SOURCE DATA

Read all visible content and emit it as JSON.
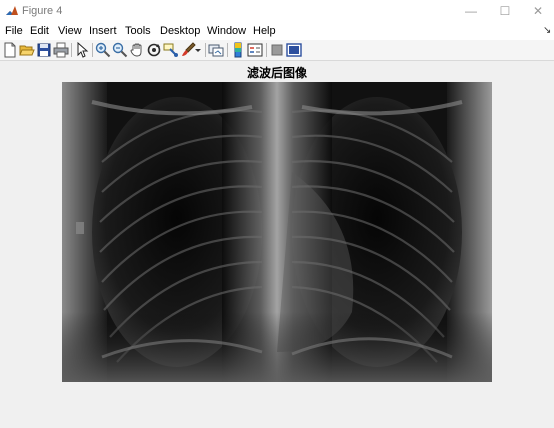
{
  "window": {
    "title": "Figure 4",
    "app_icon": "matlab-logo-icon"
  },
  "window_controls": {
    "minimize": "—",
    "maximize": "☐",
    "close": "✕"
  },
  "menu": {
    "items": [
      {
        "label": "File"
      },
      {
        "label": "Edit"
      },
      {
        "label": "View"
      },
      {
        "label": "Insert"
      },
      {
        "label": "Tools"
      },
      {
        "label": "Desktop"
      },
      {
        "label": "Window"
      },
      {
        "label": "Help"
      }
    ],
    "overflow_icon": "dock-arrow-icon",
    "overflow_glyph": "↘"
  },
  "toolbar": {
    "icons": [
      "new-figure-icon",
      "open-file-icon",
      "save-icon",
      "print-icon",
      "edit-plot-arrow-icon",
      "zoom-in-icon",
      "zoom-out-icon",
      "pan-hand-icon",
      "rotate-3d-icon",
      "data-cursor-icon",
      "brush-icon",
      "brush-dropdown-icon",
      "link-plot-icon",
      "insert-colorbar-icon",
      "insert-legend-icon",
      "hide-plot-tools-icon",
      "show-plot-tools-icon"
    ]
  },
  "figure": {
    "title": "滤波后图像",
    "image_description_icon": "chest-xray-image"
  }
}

EXERCISE BRIEF
Copy the listing over exactly, skipping the pictures it holds.

ANSWER FOR THIS EXERCISE
Read all visible content and emit it as JSON.
{
  "window": {
    "title": "Figure 4",
    "app_icon": "matlab-logo-icon"
  },
  "window_controls": {
    "minimize": "—",
    "maximize": "☐",
    "close": "✕"
  },
  "menu": {
    "items": [
      {
        "label": "File"
      },
      {
        "label": "Edit"
      },
      {
        "label": "View"
      },
      {
        "label": "Insert"
      },
      {
        "label": "Tools"
      },
      {
        "label": "Desktop"
      },
      {
        "label": "Window"
      },
      {
        "label": "Help"
      }
    ],
    "overflow_icon": "dock-arrow-icon",
    "overflow_glyph": "↘"
  },
  "toolbar": {
    "icons": [
      "new-figure-icon",
      "open-file-icon",
      "save-icon",
      "print-icon",
      "edit-plot-arrow-icon",
      "zoom-in-icon",
      "zoom-out-icon",
      "pan-hand-icon",
      "rotate-3d-icon",
      "data-cursor-icon",
      "brush-icon",
      "brush-dropdown-icon",
      "link-plot-icon",
      "insert-colorbar-icon",
      "insert-legend-icon",
      "hide-plot-tools-icon",
      "show-plot-tools-icon"
    ]
  },
  "figure": {
    "title": "滤波后图像",
    "image_description_icon": "chest-xray-image"
  }
}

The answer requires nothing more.